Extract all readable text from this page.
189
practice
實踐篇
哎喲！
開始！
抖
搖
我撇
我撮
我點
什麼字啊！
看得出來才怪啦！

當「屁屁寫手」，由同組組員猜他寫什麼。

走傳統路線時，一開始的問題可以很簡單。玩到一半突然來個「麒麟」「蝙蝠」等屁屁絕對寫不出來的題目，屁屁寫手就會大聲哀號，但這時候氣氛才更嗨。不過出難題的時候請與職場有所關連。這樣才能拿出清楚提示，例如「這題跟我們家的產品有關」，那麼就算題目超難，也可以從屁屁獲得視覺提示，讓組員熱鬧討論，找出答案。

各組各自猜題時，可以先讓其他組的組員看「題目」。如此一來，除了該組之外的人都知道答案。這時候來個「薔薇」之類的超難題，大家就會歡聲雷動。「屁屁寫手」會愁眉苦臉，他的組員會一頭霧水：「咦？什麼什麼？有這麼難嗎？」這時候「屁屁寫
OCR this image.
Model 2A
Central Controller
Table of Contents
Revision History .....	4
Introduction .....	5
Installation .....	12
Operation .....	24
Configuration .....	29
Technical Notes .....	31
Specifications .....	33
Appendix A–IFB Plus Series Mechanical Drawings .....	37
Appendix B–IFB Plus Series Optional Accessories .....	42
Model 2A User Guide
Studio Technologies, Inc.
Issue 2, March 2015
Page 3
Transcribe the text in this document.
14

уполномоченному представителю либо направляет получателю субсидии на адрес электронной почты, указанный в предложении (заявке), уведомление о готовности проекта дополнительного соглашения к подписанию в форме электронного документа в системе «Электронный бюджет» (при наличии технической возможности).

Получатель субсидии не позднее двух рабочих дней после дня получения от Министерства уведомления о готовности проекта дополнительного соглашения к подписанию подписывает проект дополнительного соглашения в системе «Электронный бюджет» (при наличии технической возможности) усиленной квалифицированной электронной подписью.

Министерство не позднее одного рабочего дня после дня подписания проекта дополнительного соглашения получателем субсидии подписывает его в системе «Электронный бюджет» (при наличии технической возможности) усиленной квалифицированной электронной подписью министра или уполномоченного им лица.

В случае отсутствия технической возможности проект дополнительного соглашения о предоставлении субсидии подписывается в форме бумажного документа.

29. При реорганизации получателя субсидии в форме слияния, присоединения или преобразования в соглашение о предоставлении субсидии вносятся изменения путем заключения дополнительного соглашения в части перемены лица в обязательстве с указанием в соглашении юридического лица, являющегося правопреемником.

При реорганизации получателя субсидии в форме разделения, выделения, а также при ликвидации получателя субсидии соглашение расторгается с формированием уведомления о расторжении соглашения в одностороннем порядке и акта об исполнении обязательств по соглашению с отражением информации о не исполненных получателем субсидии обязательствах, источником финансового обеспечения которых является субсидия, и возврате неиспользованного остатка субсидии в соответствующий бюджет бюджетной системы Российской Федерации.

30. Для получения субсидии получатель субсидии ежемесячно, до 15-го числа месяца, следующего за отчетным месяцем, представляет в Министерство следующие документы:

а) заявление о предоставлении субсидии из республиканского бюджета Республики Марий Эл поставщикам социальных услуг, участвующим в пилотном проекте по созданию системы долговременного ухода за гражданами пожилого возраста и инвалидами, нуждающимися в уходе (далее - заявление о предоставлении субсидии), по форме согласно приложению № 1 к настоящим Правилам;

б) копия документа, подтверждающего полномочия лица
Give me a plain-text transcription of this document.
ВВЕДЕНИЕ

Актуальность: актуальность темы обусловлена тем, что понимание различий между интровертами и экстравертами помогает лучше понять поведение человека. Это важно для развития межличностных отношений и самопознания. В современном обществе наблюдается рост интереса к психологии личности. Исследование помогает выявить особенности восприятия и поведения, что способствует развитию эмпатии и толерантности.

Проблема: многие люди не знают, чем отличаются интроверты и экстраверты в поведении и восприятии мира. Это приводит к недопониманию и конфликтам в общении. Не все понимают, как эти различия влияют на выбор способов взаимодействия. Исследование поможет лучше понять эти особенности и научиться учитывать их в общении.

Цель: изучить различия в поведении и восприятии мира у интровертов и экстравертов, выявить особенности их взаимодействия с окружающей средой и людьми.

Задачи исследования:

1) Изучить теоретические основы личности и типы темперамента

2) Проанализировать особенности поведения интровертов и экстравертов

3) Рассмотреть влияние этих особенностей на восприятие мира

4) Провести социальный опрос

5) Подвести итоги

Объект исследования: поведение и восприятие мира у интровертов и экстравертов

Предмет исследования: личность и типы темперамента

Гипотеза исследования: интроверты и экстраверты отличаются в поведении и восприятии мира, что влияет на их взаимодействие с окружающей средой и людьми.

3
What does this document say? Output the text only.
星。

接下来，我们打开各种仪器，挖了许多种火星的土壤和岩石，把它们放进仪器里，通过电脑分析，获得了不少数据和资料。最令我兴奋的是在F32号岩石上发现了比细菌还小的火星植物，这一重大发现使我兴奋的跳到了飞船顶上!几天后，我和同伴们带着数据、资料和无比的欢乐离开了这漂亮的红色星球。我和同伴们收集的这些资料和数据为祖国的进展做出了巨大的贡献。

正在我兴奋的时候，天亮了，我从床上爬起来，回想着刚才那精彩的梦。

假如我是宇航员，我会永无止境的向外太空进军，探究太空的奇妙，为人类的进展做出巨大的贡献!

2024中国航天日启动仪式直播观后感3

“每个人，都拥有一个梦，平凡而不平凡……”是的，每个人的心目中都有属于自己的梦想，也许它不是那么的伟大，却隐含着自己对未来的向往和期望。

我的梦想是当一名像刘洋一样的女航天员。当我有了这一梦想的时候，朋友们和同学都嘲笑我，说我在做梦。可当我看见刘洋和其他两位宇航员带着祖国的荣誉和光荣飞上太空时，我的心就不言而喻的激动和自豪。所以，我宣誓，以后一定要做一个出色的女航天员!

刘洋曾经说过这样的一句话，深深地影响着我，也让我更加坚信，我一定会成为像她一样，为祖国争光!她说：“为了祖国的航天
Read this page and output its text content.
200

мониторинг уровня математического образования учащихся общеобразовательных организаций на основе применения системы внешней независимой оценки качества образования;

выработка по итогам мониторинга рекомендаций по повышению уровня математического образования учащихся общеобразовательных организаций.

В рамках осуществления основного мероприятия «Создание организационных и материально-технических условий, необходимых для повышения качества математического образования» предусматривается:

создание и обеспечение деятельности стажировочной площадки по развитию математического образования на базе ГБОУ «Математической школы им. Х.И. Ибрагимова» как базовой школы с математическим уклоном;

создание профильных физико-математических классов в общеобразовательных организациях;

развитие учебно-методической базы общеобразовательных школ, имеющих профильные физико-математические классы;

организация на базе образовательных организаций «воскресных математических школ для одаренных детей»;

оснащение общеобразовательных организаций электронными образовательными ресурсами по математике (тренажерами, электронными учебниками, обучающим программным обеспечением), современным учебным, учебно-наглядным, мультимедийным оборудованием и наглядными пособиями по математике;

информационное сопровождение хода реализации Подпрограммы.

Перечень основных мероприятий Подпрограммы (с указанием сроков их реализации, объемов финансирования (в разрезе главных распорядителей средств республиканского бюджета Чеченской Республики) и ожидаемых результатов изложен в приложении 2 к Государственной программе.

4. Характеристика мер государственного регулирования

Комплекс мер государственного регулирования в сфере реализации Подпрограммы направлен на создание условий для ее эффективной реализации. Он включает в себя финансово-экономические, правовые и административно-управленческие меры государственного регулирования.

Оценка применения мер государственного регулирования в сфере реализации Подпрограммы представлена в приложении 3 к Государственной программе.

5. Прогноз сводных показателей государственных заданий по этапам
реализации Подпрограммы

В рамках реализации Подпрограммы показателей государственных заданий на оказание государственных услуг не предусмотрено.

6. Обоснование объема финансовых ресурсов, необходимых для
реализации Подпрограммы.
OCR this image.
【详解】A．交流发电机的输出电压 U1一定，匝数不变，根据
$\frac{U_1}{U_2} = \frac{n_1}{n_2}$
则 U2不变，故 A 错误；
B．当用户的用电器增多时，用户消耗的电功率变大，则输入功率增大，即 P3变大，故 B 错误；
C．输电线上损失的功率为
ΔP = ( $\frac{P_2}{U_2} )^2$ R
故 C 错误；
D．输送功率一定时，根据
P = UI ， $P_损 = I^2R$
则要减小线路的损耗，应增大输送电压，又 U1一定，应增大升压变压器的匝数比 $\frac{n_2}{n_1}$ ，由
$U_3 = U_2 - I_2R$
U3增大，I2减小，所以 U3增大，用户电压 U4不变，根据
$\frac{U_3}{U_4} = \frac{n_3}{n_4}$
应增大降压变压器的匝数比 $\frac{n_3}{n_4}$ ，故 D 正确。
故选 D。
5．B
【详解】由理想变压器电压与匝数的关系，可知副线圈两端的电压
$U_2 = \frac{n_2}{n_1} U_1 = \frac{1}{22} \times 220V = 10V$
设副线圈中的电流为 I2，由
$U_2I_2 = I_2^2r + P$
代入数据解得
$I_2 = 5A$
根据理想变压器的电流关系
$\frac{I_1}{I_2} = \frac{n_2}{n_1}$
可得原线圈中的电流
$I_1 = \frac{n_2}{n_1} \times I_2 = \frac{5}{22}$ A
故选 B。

* **EXERCISE DESCRIPTION**: Scan the listing above. Gather each line that contains the word "интровертов".

* **SOLUTION FOR THIS EXERCISE**:
Цель: изучить различия в поведении и восприятии мира у интровертов и экстравертов, выявить особенности их взаимодействия с окружающей средой и людьми.
2) Проанализировать особенности поведения интровертов и экстравертов
Объект исследования: поведение и восприятие мира у интровертов и экстравертов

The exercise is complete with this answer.